Provided entries:
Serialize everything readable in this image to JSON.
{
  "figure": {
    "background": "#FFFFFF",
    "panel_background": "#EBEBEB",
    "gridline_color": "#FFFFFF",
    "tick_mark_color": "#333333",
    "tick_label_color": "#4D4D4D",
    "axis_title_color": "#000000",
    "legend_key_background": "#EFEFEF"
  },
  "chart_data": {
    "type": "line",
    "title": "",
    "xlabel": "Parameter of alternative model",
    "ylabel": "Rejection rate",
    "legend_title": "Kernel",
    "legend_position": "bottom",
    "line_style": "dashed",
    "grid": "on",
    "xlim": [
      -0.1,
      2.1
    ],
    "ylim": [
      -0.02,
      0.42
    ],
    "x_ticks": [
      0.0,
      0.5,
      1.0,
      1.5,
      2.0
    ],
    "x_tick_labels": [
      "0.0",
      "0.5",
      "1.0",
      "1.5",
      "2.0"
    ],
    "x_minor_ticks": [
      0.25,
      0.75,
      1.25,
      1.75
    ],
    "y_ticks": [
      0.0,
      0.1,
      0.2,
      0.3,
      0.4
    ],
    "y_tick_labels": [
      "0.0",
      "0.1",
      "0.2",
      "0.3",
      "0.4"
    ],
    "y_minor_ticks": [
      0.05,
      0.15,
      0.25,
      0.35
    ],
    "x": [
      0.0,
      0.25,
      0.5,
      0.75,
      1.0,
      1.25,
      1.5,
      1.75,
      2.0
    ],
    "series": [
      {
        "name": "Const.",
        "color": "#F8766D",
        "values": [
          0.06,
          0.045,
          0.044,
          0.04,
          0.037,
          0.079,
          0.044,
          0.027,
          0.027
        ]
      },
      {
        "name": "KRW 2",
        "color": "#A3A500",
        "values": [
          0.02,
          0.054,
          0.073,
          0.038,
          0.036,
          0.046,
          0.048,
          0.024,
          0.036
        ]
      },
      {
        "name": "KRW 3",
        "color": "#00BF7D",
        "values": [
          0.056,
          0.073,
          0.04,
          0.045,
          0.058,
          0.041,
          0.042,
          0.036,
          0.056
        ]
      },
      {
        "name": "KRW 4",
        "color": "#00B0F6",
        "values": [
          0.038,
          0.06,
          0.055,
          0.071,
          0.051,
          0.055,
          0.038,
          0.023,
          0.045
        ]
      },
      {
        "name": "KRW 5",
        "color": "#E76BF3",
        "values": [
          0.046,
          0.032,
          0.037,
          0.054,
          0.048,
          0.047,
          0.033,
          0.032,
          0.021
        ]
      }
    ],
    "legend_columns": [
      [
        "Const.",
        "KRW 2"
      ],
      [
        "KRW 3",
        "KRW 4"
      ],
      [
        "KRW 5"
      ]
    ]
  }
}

Challenge:
Of the lines in the entries, how many include the word "name"? State only the number.

Finished task:
5